--- begin Data shown ---

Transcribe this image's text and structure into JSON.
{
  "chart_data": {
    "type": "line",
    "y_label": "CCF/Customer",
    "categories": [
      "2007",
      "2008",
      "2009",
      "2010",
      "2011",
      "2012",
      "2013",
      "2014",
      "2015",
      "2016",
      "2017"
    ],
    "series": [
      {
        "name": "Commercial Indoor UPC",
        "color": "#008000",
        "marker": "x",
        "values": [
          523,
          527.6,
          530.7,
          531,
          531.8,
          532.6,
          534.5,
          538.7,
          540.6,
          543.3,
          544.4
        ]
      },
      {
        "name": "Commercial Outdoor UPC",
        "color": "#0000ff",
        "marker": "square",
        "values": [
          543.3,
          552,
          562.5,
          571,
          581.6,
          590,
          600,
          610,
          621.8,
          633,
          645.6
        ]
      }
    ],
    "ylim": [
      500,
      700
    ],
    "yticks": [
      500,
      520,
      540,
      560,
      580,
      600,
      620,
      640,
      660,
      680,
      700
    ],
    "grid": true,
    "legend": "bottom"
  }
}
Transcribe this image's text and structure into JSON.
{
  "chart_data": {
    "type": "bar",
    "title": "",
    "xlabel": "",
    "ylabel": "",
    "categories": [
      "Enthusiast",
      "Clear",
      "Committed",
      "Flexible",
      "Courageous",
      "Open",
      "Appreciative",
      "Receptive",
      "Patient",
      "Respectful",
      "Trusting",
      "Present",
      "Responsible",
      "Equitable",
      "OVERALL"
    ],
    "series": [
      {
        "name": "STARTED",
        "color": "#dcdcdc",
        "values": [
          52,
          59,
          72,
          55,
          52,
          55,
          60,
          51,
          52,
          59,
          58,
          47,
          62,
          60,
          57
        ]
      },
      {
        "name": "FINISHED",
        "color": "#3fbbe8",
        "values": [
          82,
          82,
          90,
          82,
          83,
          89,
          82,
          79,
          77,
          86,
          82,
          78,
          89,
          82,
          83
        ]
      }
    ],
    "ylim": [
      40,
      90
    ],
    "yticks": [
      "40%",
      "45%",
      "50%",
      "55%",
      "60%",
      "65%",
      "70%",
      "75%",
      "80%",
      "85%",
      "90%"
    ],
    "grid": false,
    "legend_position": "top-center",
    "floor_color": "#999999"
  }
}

--- end Data shown ---

» What is expected
Recopy the whole listing exactly.

» Exercise response
Transcribe this image's text and structure into JSON.
{
  "chart_data": {
    "type": "line",
    "y_label": "CCF/Customer",
    "categories": [
      "2007",
      "2008",
      "2009",
      "2010",
      "2011",
      "2012",
      "2013",
      "2014",
      "2015",
      "2016",
      "2017"
    ],
    "series": [
      {
        "name": "Commercial Indoor UPC",
        "color": "#008000",
        "marker": "x",
        "values": [
          523,
          527.6,
          530.7,
          531,
          531.8,
          532.6,
          534.5,
          538.7,
          540.6,
          543.3,
          544.4
        ]
      },
      {
        "name": "Commercial Outdoor UPC",
        "color": "#0000ff",
        "marker": "square",
        "values": [
          543.3,
          552,
          562.5,
          571,
          581.6,
          590,
          600,
          610,
          621.8,
          633,
          645.6
        ]
      }
    ],
    "ylim": [
      500,
      700
    ],
    "yticks": [
      500,
      520,
      540,
      560,
      580,
      600,
      620,
      640,
      660,
      680,
      700
    ],
    "grid": true,
    "legend": "bottom"
  }
}
Transcribe this image's text and structure into JSON.
{
  "chart_data": {
    "type": "bar",
    "title": "",
    "xlabel": "",
    "ylabel": "",
    "categories": [
      "Enthusiast",
      "Clear",
      "Committed",
      "Flexible",
      "Courageous",
      "Open",
      "Appreciative",
      "Receptive",
      "Patient",
      "Respectful",
      "Trusting",
      "Present",
      "Responsible",
      "Equitable",
      "OVERALL"
    ],
    "series": [
      {
        "name": "STARTED",
        "color": "#dcdcdc",
        "values": [
          52,
          59,
          72,
          55,
          52,
          55,
          60,
          51,
          52,
          59,
          58,
          47,
          62,
          60,
          57
        ]
      },
      {
        "name": "FINISHED",
        "color": "#3fbbe8",
        "values": [
          82,
          82,
          90,
          82,
          83,
          89,
          82,
          79,
          77,
          86,
          82,
          78,
          89,
          82,
          83
        ]
      }
    ],
    "ylim": [
      40,
      90
    ],
    "yticks": [
      "40%",
      "45%",
      "50%",
      "55%",
      "60%",
      "65%",
      "70%",
      "75%",
      "80%",
      "85%",
      "90%"
    ],
    "grid": false,
    "legend_position": "top-center",
    "floor_color": "#999999"
  }
}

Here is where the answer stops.